> _GIVEN EXERCISE_:
Tally how many of the lines below contain the string "hands", treating uppercase and lowercase as different. Reply with the number alone.

[Some records]
Start
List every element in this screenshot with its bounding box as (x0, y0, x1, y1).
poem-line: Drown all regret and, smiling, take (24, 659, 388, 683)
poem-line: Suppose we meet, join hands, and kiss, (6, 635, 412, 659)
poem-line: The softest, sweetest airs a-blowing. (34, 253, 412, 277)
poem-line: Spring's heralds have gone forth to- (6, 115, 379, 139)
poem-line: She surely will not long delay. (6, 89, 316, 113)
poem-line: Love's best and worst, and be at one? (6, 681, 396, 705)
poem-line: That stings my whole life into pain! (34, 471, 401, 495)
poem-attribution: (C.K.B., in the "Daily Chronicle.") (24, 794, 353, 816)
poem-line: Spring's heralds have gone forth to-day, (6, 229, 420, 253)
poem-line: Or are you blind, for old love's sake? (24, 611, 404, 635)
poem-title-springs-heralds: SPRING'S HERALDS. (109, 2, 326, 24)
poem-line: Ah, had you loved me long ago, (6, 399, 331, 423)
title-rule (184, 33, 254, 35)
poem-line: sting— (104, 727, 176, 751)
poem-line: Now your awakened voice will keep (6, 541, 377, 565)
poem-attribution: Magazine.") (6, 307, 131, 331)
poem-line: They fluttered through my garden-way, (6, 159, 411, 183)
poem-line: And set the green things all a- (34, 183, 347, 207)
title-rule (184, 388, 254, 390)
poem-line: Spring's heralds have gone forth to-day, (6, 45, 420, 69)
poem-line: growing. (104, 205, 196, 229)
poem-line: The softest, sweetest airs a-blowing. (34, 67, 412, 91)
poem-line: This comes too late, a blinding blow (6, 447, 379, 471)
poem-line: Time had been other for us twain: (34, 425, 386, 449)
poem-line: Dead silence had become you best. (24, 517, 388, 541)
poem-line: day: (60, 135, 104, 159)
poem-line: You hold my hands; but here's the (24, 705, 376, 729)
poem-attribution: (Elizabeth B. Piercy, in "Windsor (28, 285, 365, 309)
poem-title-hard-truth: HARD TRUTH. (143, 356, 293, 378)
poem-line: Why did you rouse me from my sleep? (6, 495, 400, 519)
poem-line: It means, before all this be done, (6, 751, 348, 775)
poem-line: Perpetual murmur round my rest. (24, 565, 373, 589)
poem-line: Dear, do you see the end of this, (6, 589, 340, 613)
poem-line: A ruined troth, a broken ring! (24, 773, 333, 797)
End
> _FINAL RESULT_:
2